>> START Dataset excerpts

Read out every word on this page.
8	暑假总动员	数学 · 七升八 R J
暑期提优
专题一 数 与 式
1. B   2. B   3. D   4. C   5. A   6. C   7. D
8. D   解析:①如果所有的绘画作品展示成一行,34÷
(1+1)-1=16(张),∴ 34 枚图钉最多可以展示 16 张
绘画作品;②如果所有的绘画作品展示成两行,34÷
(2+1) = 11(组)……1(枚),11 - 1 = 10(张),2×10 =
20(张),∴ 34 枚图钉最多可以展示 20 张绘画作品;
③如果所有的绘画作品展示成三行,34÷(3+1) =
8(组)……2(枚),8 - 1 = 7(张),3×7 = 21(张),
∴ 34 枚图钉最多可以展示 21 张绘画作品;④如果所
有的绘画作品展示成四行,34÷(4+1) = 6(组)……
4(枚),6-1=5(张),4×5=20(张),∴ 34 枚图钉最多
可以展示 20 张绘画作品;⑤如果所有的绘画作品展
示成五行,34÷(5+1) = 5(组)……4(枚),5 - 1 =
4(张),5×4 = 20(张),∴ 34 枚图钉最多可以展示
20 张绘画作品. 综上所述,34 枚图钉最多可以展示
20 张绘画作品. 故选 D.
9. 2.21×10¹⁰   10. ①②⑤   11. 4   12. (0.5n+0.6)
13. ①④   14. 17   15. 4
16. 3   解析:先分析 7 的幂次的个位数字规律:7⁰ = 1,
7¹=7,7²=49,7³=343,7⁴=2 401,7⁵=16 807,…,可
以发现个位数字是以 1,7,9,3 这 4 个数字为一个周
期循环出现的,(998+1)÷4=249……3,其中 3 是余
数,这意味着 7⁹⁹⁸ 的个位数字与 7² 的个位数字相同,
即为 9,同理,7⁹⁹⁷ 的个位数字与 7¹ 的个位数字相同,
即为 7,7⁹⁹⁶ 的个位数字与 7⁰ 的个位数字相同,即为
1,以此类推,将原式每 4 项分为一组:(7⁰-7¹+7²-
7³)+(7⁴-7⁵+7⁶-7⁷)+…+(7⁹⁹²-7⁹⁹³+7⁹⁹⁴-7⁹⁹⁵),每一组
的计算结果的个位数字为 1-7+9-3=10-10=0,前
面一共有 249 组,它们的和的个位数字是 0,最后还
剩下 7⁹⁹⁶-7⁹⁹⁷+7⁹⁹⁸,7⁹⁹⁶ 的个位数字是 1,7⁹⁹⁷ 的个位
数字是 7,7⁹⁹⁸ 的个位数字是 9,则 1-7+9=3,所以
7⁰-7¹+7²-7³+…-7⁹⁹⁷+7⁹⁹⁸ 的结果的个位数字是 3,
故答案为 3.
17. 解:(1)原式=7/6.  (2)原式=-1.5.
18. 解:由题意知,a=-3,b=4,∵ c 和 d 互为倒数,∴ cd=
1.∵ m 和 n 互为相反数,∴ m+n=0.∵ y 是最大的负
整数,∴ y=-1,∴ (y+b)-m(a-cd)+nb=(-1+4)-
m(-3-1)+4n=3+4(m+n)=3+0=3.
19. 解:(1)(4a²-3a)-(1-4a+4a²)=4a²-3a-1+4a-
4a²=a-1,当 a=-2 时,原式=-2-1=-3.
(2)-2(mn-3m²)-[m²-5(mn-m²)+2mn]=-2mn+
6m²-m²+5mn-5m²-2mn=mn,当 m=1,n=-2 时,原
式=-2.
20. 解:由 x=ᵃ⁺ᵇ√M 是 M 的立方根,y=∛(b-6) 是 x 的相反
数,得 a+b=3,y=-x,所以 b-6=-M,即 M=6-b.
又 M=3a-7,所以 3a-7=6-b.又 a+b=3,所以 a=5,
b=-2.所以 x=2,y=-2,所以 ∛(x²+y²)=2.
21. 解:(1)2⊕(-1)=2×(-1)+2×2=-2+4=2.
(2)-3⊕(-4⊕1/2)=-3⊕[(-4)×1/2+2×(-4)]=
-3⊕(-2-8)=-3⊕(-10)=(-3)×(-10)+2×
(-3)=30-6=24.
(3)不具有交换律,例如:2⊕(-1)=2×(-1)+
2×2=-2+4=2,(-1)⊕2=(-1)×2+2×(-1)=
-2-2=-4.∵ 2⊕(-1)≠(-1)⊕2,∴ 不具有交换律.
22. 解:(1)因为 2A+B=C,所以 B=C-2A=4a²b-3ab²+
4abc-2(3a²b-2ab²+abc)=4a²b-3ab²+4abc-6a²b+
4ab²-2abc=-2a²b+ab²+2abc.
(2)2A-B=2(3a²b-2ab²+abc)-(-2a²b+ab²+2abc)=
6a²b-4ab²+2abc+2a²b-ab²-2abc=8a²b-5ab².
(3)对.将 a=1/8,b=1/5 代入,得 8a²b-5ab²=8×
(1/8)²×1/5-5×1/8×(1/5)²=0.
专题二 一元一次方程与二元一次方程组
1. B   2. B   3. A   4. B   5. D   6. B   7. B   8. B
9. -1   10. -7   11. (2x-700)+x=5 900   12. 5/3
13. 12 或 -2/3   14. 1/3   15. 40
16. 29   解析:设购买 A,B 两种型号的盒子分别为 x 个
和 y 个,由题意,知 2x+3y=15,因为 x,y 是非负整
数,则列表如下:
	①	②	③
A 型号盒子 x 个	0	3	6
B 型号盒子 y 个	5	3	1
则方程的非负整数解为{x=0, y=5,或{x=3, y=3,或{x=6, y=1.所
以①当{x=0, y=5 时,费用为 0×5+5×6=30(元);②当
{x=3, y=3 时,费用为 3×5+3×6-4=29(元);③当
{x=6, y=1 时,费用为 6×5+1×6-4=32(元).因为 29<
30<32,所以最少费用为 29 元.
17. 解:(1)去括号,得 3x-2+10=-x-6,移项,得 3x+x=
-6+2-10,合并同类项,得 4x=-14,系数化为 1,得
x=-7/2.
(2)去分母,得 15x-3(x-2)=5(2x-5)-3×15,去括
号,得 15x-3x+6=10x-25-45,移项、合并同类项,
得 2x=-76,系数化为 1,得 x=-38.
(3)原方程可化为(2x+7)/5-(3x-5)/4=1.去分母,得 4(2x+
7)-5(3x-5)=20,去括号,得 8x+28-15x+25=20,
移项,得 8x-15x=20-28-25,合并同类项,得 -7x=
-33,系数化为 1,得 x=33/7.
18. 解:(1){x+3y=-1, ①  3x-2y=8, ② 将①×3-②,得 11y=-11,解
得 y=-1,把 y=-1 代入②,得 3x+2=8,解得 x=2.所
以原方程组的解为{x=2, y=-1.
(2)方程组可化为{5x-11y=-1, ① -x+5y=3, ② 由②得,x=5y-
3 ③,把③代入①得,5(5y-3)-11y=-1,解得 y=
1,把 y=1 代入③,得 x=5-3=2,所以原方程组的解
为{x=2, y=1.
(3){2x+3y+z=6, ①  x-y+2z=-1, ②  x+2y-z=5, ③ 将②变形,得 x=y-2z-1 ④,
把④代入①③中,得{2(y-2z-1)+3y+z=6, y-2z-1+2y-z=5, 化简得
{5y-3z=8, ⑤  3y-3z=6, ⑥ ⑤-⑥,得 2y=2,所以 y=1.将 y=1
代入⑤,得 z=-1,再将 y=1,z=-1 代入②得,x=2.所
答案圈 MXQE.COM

>> END Dataset excerpts

**Written exercise:**
Select all lines in the listing that include the word "合并同类项".

**Answer:**
-6+2-10,合并同类项,得 4x=-14,系数化为 1,得
号,得 15x-3x+6=10x-25-45,移项、合并同类项,
移项,得 8x-15x=20-28-25,合并同类项,得 -7x=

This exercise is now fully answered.